For each line of the data below that holds "this", copy the line.

## Data shown
%%

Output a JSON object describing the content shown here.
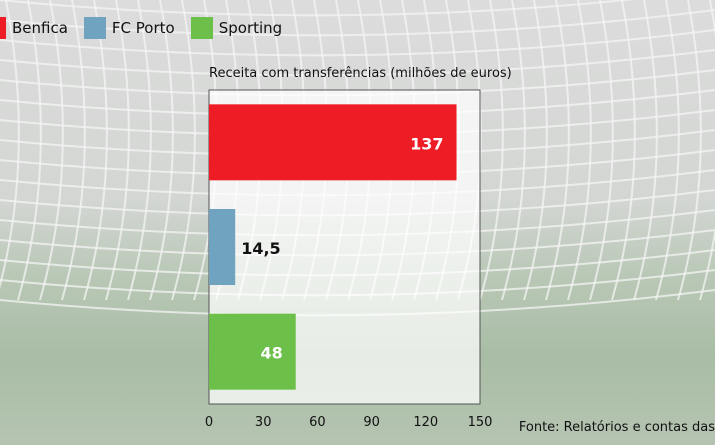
{
  "chart_data": {
    "type": "bar",
    "orientation": "horizontal",
    "title": "Receita com transferências (milhões de euros)",
    "categories": [
      "Benfica",
      "FC Porto",
      "Sporting"
    ],
    "values": [
      137,
      14.5,
      48
    ],
    "value_labels": [
      "137",
      "14,5",
      "48"
    ],
    "colors": [
      "#ee1c25",
      "#6fa3c0",
      "#6cc04a"
    ],
    "xlim": [
      0,
      150
    ],
    "xticks": [
      "0",
      "30",
      "60",
      "90",
      "120",
      "150"
    ],
    "grid": false,
    "legend": "top-left",
    "source": "Fonte: Relatórios e contas das"
  }
}
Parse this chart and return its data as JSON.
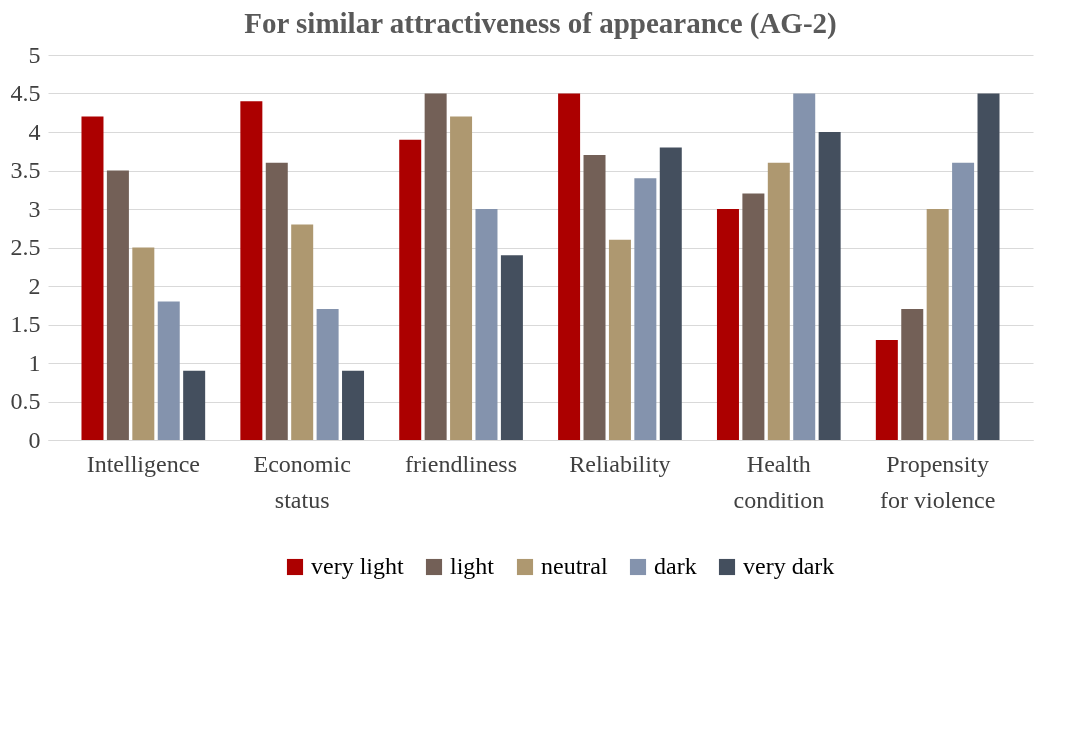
{
  "chart_data": {
    "type": "bar",
    "title": "For similar attractiveness of appearance (AG-2)",
    "categories": [
      "Intelligence",
      "Economic status",
      "friendliness",
      "Reliability",
      "Health condition",
      "Propensity for violence"
    ],
    "series": [
      {
        "name": "very light",
        "color": "#ac0000",
        "values": [
          4.2,
          4.4,
          3.9,
          4.5,
          3.0,
          1.3
        ]
      },
      {
        "name": "light",
        "color": "#736057",
        "values": [
          3.5,
          3.6,
          4.5,
          3.7,
          3.2,
          1.7
        ]
      },
      {
        "name": "neutral",
        "color": "#ae9870",
        "values": [
          2.5,
          2.8,
          4.2,
          2.6,
          3.6,
          3.0
        ]
      },
      {
        "name": "dark",
        "color": "#8493ad",
        "values": [
          1.8,
          1.7,
          3.0,
          3.4,
          4.5,
          3.6
        ]
      },
      {
        "name": "very dark",
        "color": "#444f5e",
        "values": [
          0.9,
          0.9,
          2.4,
          3.8,
          4.0,
          4.5
        ]
      }
    ],
    "ylim": [
      0,
      5
    ],
    "yticks": [
      0,
      0.5,
      1,
      1.5,
      2,
      2.5,
      3,
      3.5,
      4,
      4.5,
      5
    ],
    "grid": "y",
    "legend": "bottom"
  }
}
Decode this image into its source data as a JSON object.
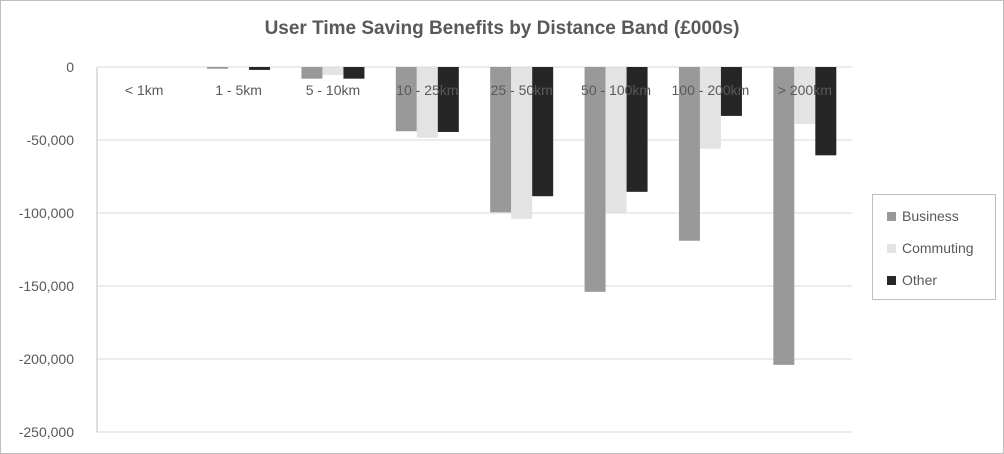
{
  "chart_data": {
    "type": "bar",
    "title": "User Time Saving Benefits by Distance Band (£000s)",
    "xlabel": "",
    "ylabel": "",
    "categories": [
      "< 1km",
      "1 - 5km",
      "5 - 10km",
      "10 - 25km",
      "25 - 50km",
      "50 - 100km",
      "100 - 200km",
      "> 200km"
    ],
    "series": [
      {
        "name": "Business",
        "color": "#999999",
        "values": [
          0,
          -1200,
          -8000,
          -44000,
          -99500,
          -154000,
          -119000,
          -204000
        ]
      },
      {
        "name": "Commuting",
        "color": "#e3e3e3",
        "values": [
          0,
          -300,
          -5500,
          -48500,
          -104000,
          -100000,
          -56000,
          -39000
        ]
      },
      {
        "name": "Other",
        "color": "#262626",
        "values": [
          0,
          -2000,
          -8000,
          -44500,
          -88500,
          -85500,
          -33500,
          -60500
        ]
      }
    ],
    "ylim": [
      -250000,
      0
    ],
    "yticks": [
      0,
      -50000,
      -100000,
      -150000,
      -200000,
      -250000
    ],
    "ytick_labels": [
      "0",
      "-50,000",
      "-100,000",
      "-150,000",
      "-200,000",
      "-250,000"
    ],
    "grid": true,
    "legend_position": "right"
  }
}
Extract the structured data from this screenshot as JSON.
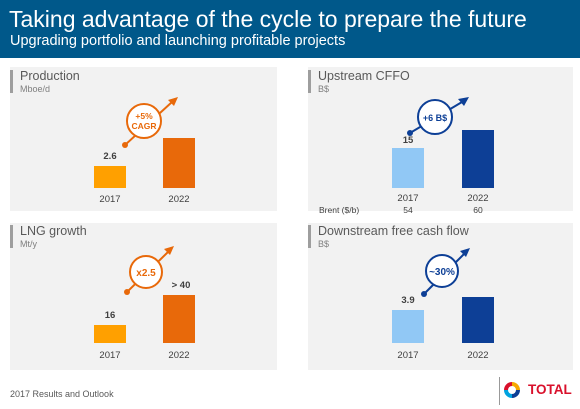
{
  "header": {
    "title": "Taking advantage of the cycle to prepare the future",
    "subtitle": "Upgrading portfolio and launching profitable projects"
  },
  "footer": {
    "text": "2017 Results and Outlook",
    "logo_text": "TOTAL"
  },
  "colors": {
    "orange_light": "#ffa000",
    "orange_dark": "#e8690a",
    "blue_light": "#91c8f5",
    "blue_dark": "#0d3f96",
    "header": "#00588a"
  },
  "panels": {
    "production": {
      "title": "Production",
      "unit": "Mboe/d",
      "badge": "+5% CAGR",
      "badge_line1": "+5%",
      "badge_line2": "CAGR"
    },
    "cffo": {
      "title": "Upstream CFFO",
      "unit": "B$",
      "badge": "+6 B$",
      "brent_label": "Brent ($/b)",
      "brent_values": [
        "54",
        "60"
      ]
    },
    "lng": {
      "title": "LNG growth",
      "unit": "Mt/y",
      "badge": "x2.5"
    },
    "dfcf": {
      "title": "Downstream free cash flow",
      "unit": "B$",
      "badge": "~30%"
    }
  },
  "chart_data": [
    {
      "type": "bar",
      "title": "Production",
      "categories": [
        "2017",
        "2022"
      ],
      "values": [
        2.6,
        null
      ],
      "data_labels": [
        "2.6",
        ""
      ],
      "annotation": "+5% CAGR",
      "ylabel": "Mboe/d",
      "colors": [
        "#ffa000",
        "#e8690a"
      ]
    },
    {
      "type": "bar",
      "title": "Upstream CFFO",
      "categories": [
        "2017",
        "2022"
      ],
      "values": [
        15,
        21
      ],
      "data_labels": [
        "15",
        ""
      ],
      "annotation": "+6 B$",
      "ylabel": "B$",
      "colors": [
        "#91c8f5",
        "#0d3f96"
      ]
    },
    {
      "type": "bar",
      "title": "LNG growth",
      "categories": [
        "2017",
        "2022"
      ],
      "values": [
        16,
        40
      ],
      "data_labels": [
        "16",
        "> 40"
      ],
      "annotation": "x2.5",
      "ylabel": "Mt/y",
      "colors": [
        "#ffa000",
        "#e8690a"
      ]
    },
    {
      "type": "bar",
      "title": "Downstream free cash flow",
      "categories": [
        "2017",
        "2022"
      ],
      "values": [
        3.9,
        null
      ],
      "data_labels": [
        "3.9",
        ""
      ],
      "annotation": "~30%",
      "ylabel": "B$",
      "colors": [
        "#91c8f5",
        "#0d3f96"
      ]
    }
  ]
}
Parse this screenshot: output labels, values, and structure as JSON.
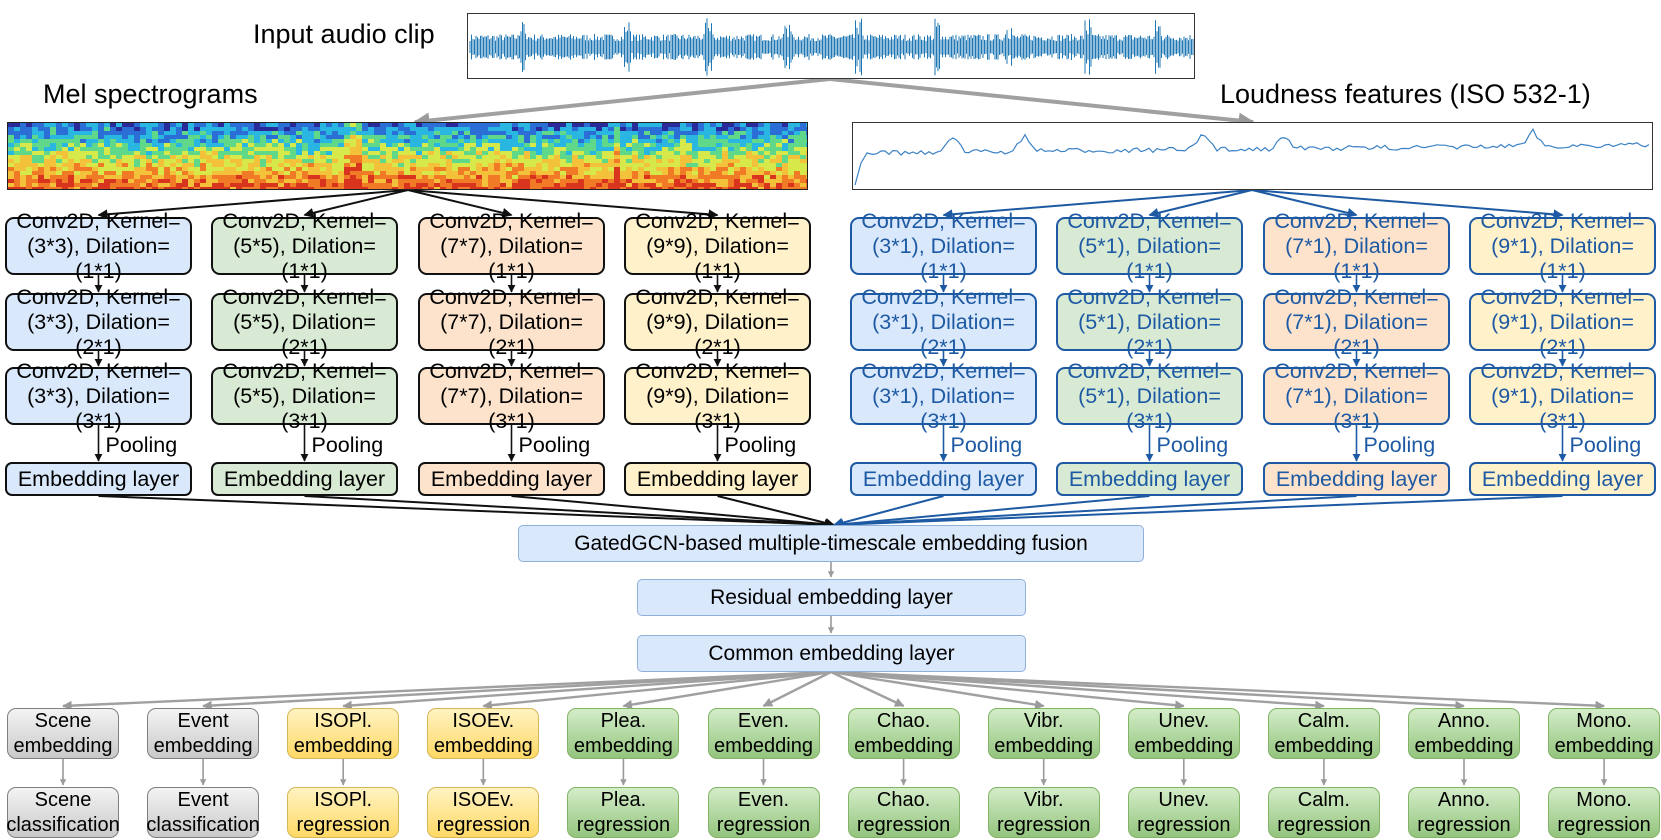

%%

## Answer to the exercise
Parse this chart and return its data as JSON.
Decode this image into its source data as a JSON object.
Extract the structured data from this screenshot as JSON.
Parse this screenshot: output labels, values, and structure as JSON.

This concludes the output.